▸ Written request
Give the data again exactly as written, skipping any pictures.

▸ Records for the task
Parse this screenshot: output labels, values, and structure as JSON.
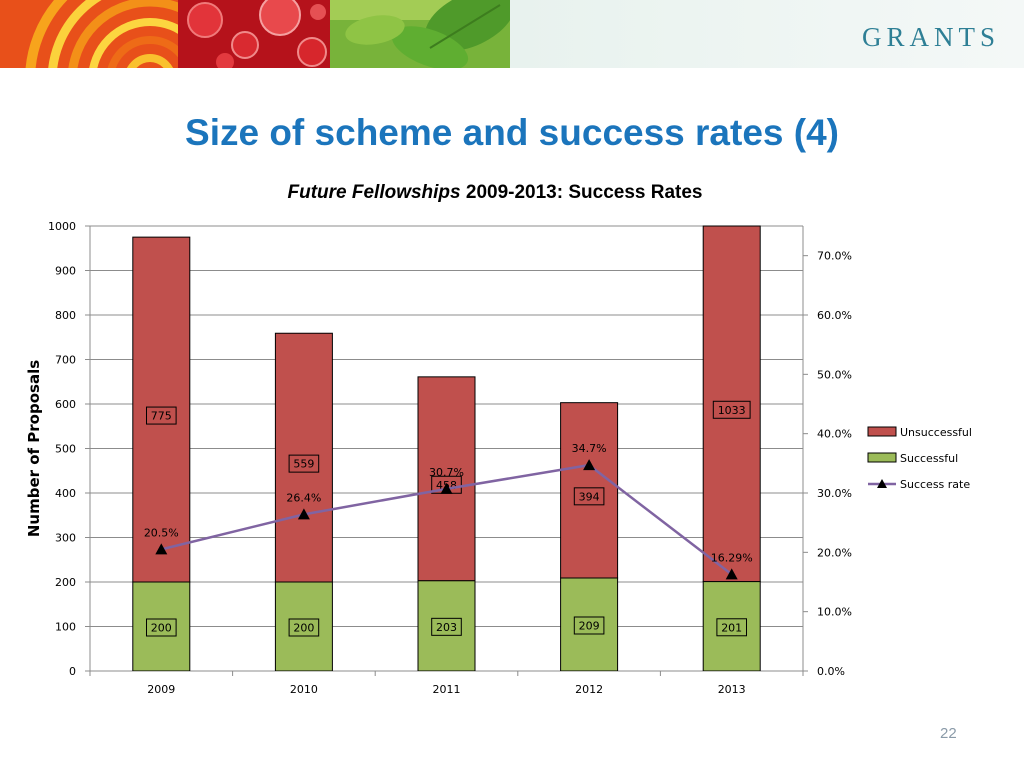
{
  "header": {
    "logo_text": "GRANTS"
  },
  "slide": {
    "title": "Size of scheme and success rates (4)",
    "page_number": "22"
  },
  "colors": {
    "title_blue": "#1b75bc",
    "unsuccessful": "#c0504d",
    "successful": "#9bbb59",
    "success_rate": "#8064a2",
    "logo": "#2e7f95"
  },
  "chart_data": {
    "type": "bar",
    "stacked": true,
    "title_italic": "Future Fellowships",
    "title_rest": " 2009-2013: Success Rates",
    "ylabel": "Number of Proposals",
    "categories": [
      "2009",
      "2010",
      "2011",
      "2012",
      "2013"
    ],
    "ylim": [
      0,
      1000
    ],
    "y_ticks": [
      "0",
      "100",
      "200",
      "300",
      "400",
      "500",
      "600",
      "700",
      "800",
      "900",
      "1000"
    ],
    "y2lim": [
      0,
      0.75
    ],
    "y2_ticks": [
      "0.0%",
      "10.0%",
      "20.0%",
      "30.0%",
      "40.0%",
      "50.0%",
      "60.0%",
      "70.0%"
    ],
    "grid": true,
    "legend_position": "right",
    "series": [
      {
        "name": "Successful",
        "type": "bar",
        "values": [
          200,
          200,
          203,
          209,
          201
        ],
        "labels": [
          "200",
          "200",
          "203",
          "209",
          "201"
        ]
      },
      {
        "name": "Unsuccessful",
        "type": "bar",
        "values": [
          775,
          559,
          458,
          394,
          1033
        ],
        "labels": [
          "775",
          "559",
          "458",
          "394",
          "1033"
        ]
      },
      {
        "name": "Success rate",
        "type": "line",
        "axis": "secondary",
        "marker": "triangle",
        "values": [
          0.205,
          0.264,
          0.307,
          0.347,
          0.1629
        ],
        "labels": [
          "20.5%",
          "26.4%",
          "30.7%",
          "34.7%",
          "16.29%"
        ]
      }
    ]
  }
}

▸ Written solution
Parse this screenshot: output labels, values, and structure as JSON.
{
  "header": {
    "logo_text": "GRANTS"
  },
  "slide": {
    "title": "Size of scheme and success rates (4)",
    "page_number": "22"
  },
  "colors": {
    "title_blue": "#1b75bc",
    "unsuccessful": "#c0504d",
    "successful": "#9bbb59",
    "success_rate": "#8064a2",
    "logo": "#2e7f95"
  },
  "chart_data": {
    "type": "bar",
    "stacked": true,
    "title_italic": "Future Fellowships",
    "title_rest": " 2009-2013: Success Rates",
    "ylabel": "Number of Proposals",
    "categories": [
      "2009",
      "2010",
      "2011",
      "2012",
      "2013"
    ],
    "ylim": [
      0,
      1000
    ],
    "y_ticks": [
      "0",
      "100",
      "200",
      "300",
      "400",
      "500",
      "600",
      "700",
      "800",
      "900",
      "1000"
    ],
    "y2lim": [
      0,
      0.75
    ],
    "y2_ticks": [
      "0.0%",
      "10.0%",
      "20.0%",
      "30.0%",
      "40.0%",
      "50.0%",
      "60.0%",
      "70.0%"
    ],
    "grid": true,
    "legend_position": "right",
    "series": [
      {
        "name": "Successful",
        "type": "bar",
        "values": [
          200,
          200,
          203,
          209,
          201
        ],
        "labels": [
          "200",
          "200",
          "203",
          "209",
          "201"
        ]
      },
      {
        "name": "Unsuccessful",
        "type": "bar",
        "values": [
          775,
          559,
          458,
          394,
          1033
        ],
        "labels": [
          "775",
          "559",
          "458",
          "394",
          "1033"
        ]
      },
      {
        "name": "Success rate",
        "type": "line",
        "axis": "secondary",
        "marker": "triangle",
        "values": [
          0.205,
          0.264,
          0.307,
          0.347,
          0.1629
        ],
        "labels": [
          "20.5%",
          "26.4%",
          "30.7%",
          "34.7%",
          "16.29%"
        ]
      }
    ]
  }
}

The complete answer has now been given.